>> Start Task data

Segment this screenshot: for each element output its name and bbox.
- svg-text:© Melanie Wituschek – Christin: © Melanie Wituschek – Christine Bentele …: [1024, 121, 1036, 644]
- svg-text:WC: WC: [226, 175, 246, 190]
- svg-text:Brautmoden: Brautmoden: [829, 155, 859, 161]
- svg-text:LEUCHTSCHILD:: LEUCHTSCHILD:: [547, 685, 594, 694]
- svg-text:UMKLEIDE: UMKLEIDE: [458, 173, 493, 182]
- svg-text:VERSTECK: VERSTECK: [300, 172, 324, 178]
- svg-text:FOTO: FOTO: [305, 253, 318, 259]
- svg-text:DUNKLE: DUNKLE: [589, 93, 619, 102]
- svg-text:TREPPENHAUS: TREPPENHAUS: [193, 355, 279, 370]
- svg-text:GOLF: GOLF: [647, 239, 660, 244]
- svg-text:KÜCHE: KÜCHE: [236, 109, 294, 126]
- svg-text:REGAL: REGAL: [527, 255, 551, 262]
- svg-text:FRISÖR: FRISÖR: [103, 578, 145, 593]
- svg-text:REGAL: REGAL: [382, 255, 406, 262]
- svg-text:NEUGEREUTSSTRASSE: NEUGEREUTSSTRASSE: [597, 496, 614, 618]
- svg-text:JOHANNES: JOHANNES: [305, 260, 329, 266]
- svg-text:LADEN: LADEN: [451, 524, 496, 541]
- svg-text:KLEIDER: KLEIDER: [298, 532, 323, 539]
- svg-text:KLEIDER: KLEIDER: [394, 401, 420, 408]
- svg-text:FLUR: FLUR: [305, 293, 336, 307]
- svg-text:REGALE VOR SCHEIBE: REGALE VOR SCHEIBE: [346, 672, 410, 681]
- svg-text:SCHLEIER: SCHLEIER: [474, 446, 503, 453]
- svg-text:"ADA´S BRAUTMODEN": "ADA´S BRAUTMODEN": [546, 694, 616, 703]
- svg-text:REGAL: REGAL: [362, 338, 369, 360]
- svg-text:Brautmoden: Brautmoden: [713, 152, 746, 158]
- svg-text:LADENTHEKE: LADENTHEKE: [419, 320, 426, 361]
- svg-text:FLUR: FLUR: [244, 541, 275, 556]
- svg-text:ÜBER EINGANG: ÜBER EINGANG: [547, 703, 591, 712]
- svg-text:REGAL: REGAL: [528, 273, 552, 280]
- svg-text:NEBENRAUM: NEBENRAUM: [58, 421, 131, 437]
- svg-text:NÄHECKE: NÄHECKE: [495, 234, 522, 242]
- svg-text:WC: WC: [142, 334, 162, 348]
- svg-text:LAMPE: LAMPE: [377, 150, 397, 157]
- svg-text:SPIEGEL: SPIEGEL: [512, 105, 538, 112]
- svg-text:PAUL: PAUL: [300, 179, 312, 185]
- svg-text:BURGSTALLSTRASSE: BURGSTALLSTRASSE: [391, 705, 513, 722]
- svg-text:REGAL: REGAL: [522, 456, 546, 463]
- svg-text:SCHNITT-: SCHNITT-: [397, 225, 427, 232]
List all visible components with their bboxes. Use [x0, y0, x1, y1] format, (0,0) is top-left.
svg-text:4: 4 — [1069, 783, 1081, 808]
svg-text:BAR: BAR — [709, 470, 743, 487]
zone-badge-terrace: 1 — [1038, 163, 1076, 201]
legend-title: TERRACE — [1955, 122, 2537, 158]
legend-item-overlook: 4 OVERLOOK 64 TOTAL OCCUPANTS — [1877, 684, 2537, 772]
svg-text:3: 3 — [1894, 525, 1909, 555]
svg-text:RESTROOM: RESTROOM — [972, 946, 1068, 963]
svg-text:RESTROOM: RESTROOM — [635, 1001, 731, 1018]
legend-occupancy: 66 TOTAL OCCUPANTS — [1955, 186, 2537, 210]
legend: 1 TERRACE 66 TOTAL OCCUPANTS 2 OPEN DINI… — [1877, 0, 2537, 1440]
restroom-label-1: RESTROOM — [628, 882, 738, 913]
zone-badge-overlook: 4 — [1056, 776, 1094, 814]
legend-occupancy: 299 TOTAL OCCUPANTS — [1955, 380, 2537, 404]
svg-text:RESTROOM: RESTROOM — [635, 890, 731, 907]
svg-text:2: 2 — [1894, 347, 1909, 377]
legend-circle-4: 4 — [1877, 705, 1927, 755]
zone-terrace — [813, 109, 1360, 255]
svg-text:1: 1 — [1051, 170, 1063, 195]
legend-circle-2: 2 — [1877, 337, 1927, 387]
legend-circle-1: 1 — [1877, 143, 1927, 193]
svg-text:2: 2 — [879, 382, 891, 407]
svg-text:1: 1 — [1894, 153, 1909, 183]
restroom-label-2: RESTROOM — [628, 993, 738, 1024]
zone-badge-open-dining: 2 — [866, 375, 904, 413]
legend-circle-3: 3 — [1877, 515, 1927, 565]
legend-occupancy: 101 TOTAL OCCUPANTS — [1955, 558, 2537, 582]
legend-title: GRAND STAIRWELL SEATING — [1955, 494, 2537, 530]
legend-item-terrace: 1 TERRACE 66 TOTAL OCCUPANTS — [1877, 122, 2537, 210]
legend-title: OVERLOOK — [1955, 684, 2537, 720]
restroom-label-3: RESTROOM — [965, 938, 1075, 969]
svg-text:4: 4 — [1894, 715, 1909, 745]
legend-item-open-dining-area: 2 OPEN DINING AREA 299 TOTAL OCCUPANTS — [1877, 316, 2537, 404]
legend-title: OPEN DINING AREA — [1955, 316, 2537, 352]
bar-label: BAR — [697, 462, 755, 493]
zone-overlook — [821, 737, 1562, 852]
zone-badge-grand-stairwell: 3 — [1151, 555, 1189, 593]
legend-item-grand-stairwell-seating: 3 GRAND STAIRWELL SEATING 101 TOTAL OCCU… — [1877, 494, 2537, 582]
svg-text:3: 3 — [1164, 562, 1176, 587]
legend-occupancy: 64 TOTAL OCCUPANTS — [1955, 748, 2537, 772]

>> End Task data

* **What you should do**:
Copy out the data above, from its first line through the line containing "- svg-text:ÜBER EINGANG: ÜBER", with both of those lines included.

* **Full response**:
Segment this screenshot: for each element output its name and bbox.
- svg-text:© Melanie Wituschek – Christin: © Melanie Wituschek – Christine Bentele …: [1024, 121, 1036, 644]
- svg-text:WC: WC: [226, 175, 246, 190]
- svg-text:Brautmoden: Brautmoden: [829, 155, 859, 161]
- svg-text:LEUCHTSCHILD:: LEUCHTSCHILD:: [547, 685, 594, 694]
- svg-text:UMKLEIDE: UMKLEIDE: [458, 173, 493, 182]
- svg-text:VERSTECK: VERSTECK: [300, 172, 324, 178]
- svg-text:FOTO: FOTO: [305, 253, 318, 259]
- svg-text:DUNKLE: DUNKLE: [589, 93, 619, 102]
- svg-text:TREPPENHAUS: TREPPENHAUS: [193, 355, 279, 370]
- svg-text:GOLF: GOLF: [647, 239, 660, 244]
- svg-text:KÜCHE: KÜCHE: [236, 109, 294, 126]
- svg-text:REGAL: REGAL: [527, 255, 551, 262]
- svg-text:FRISÖR: FRISÖR: [103, 578, 145, 593]
- svg-text:REGAL: REGAL: [382, 255, 406, 262]
- svg-text:NEUGEREUTSSTRASSE: NEUGEREUTSSTRASSE: [597, 496, 614, 618]
- svg-text:JOHANNES: JOHANNES: [305, 260, 329, 266]
- svg-text:LADEN: LADEN: [451, 524, 496, 541]
- svg-text:KLEIDER: KLEIDER: [298, 532, 323, 539]
- svg-text:KLEIDER: KLEIDER: [394, 401, 420, 408]
- svg-text:FLUR: FLUR: [305, 293, 336, 307]
- svg-text:REGALE VOR SCHEIBE: REGALE VOR SCHEIBE: [346, 672, 410, 681]
- svg-text:SCHLEIER: SCHLEIER: [474, 446, 503, 453]
- svg-text:"ADA´S BRAUTMODEN": "ADA´S BRAUTMODEN": [546, 694, 616, 703]
- svg-text:REGAL: REGAL: [362, 338, 369, 360]
- svg-text:Brautmoden: Brautmoden: [713, 152, 746, 158]
- svg-text:LADENTHEKE: LADENTHEKE: [419, 320, 426, 361]
- svg-text:FLUR: FLUR: [244, 541, 275, 556]
- svg-text:ÜBER EINGANG: ÜBER EINGANG: [547, 703, 591, 712]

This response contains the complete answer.